▶ [Set problem] Count how many lines hold the word "subtitle" and give that number as the whole answer.

▶ [Data provided]
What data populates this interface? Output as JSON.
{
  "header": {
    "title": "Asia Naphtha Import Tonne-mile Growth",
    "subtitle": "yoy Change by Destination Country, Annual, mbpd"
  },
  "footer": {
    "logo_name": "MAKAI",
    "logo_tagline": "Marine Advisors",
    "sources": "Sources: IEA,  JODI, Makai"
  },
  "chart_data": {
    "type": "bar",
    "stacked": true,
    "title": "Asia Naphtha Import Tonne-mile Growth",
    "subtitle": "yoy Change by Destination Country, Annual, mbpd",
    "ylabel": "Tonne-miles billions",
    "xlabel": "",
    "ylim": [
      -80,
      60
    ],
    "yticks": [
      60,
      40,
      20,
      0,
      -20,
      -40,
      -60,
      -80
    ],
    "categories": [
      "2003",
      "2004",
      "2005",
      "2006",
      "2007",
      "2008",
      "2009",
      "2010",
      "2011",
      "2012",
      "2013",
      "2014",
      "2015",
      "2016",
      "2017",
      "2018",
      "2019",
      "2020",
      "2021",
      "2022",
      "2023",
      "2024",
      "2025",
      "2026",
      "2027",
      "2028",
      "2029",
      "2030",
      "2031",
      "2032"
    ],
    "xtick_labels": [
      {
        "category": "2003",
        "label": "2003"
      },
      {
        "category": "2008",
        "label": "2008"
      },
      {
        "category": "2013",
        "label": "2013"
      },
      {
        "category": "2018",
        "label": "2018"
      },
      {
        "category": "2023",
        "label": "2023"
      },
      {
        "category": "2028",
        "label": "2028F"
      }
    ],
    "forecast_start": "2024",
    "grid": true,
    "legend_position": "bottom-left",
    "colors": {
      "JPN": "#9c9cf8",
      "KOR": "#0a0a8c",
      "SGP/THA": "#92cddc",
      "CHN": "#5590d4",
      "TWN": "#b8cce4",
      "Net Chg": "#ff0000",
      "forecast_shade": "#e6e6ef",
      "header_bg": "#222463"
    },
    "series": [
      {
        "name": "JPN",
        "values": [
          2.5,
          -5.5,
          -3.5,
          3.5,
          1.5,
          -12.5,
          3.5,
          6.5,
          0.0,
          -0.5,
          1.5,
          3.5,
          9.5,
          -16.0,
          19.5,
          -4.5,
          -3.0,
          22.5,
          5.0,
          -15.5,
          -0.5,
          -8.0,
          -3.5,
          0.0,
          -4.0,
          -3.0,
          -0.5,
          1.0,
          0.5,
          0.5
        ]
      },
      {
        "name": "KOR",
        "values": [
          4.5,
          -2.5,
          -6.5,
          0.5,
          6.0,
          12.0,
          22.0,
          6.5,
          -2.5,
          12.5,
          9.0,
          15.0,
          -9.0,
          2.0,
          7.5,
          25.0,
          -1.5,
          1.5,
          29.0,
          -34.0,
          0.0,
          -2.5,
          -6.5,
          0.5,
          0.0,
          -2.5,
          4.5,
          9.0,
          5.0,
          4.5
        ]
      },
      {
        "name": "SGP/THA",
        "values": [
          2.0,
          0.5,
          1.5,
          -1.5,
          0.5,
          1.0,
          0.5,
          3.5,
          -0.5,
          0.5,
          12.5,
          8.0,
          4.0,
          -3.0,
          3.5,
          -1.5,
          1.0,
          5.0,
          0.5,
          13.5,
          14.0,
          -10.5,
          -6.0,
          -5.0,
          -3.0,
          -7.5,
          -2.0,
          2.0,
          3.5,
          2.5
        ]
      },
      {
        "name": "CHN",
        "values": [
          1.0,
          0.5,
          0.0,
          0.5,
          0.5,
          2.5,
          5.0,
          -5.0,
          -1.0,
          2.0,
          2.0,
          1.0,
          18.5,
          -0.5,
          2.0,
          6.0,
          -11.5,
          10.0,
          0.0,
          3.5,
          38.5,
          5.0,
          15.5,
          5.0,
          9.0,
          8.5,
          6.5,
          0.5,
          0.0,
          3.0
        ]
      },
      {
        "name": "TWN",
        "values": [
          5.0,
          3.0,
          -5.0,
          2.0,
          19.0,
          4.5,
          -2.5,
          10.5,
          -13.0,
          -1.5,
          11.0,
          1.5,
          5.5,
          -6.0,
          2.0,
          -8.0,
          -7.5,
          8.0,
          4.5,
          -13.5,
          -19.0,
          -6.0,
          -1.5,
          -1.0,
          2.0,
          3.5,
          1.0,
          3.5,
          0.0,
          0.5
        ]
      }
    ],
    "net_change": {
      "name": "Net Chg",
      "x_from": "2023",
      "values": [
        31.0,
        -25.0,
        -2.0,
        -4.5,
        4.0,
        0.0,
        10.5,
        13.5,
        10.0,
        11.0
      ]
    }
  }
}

▶ [Worked answer] 2